— start of PROVIDED DATA —

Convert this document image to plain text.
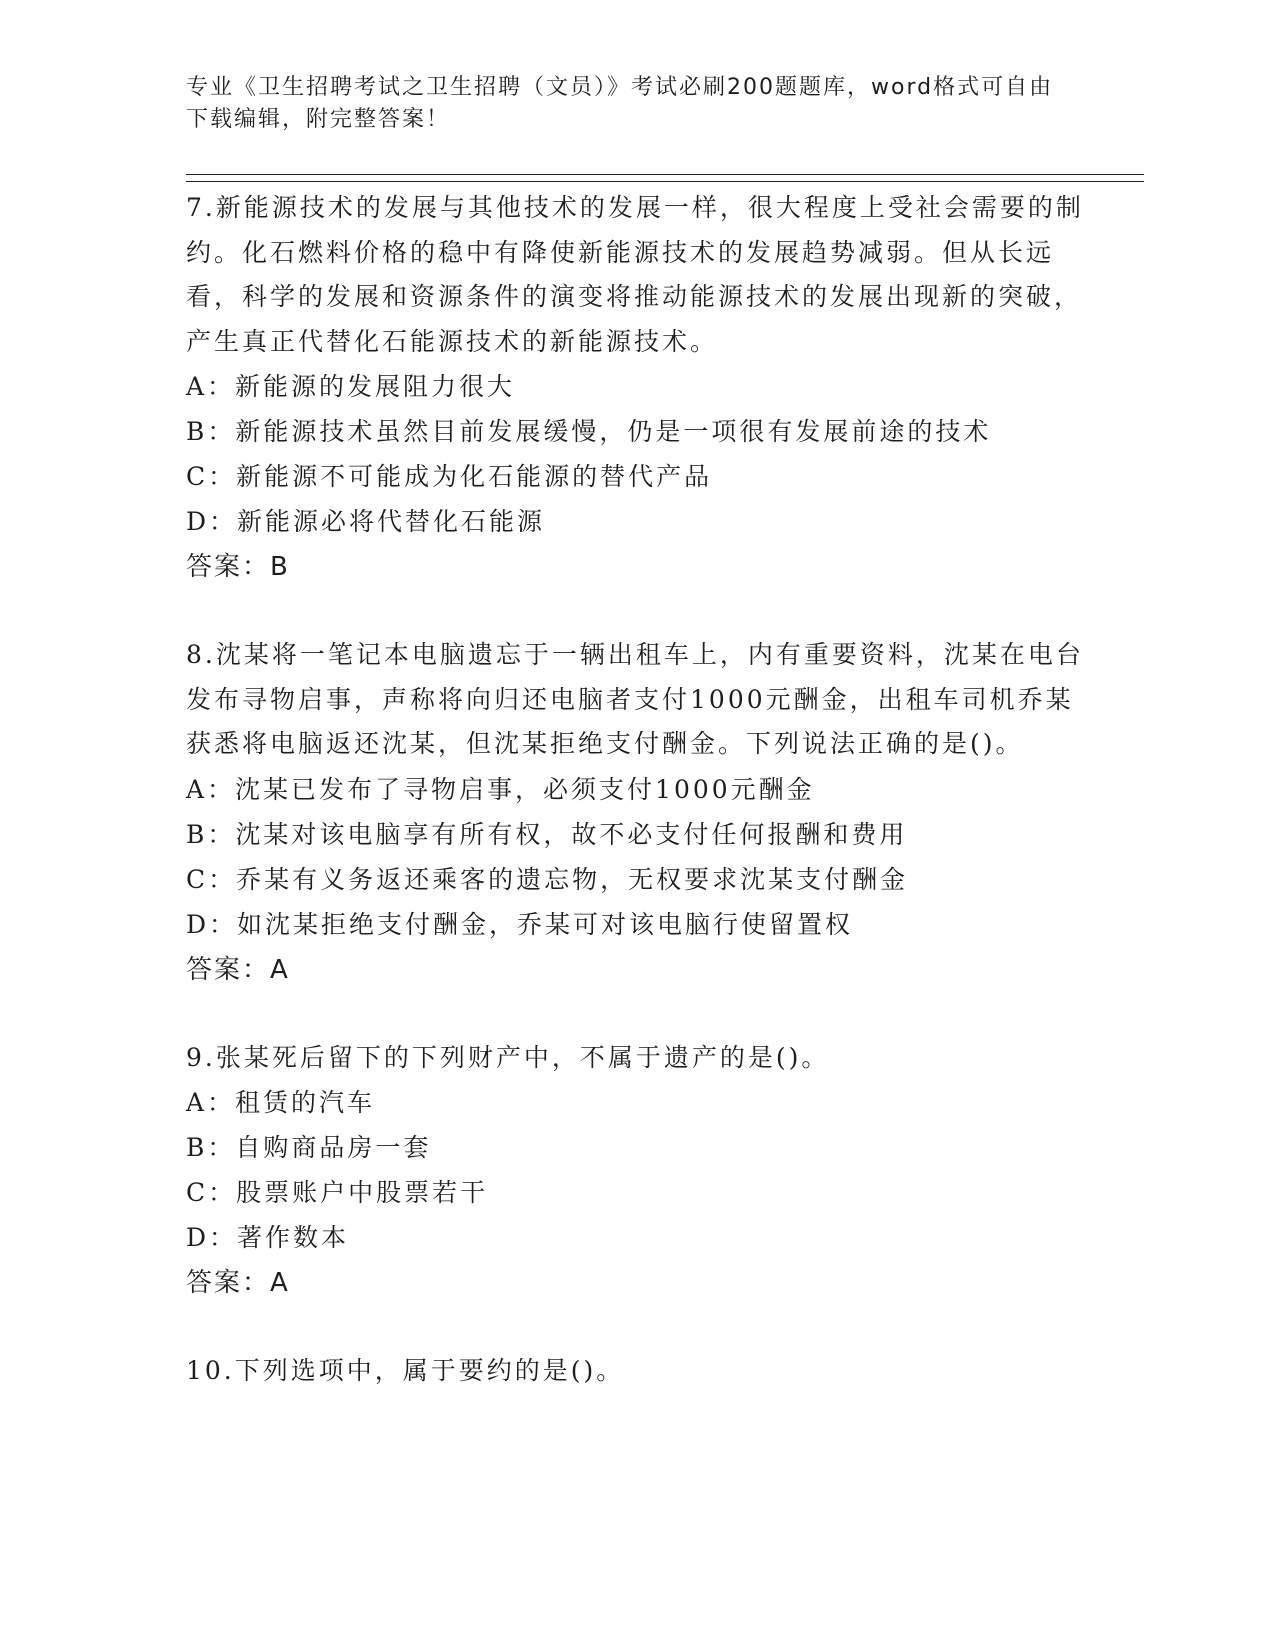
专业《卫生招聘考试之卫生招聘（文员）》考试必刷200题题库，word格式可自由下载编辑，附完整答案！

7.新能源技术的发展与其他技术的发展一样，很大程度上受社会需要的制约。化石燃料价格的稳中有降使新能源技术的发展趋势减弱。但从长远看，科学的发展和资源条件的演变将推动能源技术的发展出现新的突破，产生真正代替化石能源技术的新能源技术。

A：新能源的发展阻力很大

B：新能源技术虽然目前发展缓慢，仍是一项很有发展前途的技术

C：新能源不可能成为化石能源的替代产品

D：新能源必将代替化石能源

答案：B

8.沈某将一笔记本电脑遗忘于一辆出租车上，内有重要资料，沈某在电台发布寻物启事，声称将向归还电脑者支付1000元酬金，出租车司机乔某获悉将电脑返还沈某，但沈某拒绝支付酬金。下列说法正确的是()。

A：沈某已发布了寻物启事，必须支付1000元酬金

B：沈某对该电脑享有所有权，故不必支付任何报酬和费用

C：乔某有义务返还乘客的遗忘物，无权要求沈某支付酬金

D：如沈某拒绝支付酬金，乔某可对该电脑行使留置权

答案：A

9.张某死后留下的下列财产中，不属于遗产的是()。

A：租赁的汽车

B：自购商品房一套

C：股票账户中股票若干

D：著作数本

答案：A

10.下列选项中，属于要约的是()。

— end of PROVIDED DATA —

**THE PROBLEM**. Reproduce all entries without any change, and omit the pictures.

**TASK SOLUTION**.
Convert this document image to plain text.
专业《卫生招聘考试之卫生招聘（文员）》考试必刷200题题库，word格式可自由下载编辑，附完整答案！

7.新能源技术的发展与其他技术的发展一样，很大程度上受社会需要的制约。化石燃料价格的稳中有降使新能源技术的发展趋势减弱。但从长远看，科学的发展和资源条件的演变将推动能源技术的发展出现新的突破，产生真正代替化石能源技术的新能源技术。

A：新能源的发展阻力很大

B：新能源技术虽然目前发展缓慢，仍是一项很有发展前途的技术

C：新能源不可能成为化石能源的替代产品

D：新能源必将代替化石能源

答案：B

8.沈某将一笔记本电脑遗忘于一辆出租车上，内有重要资料，沈某在电台发布寻物启事，声称将向归还电脑者支付1000元酬金，出租车司机乔某获悉将电脑返还沈某，但沈某拒绝支付酬金。下列说法正确的是()。

A：沈某已发布了寻物启事，必须支付1000元酬金

B：沈某对该电脑享有所有权，故不必支付任何报酬和费用

C：乔某有义务返还乘客的遗忘物，无权要求沈某支付酬金

D：如沈某拒绝支付酬金，乔某可对该电脑行使留置权

答案：A

9.张某死后留下的下列财产中，不属于遗产的是()。

A：租赁的汽车

B：自购商品房一套

C：股票账户中股票若干

D：著作数本

答案：A

10.下列选项中，属于要约的是()。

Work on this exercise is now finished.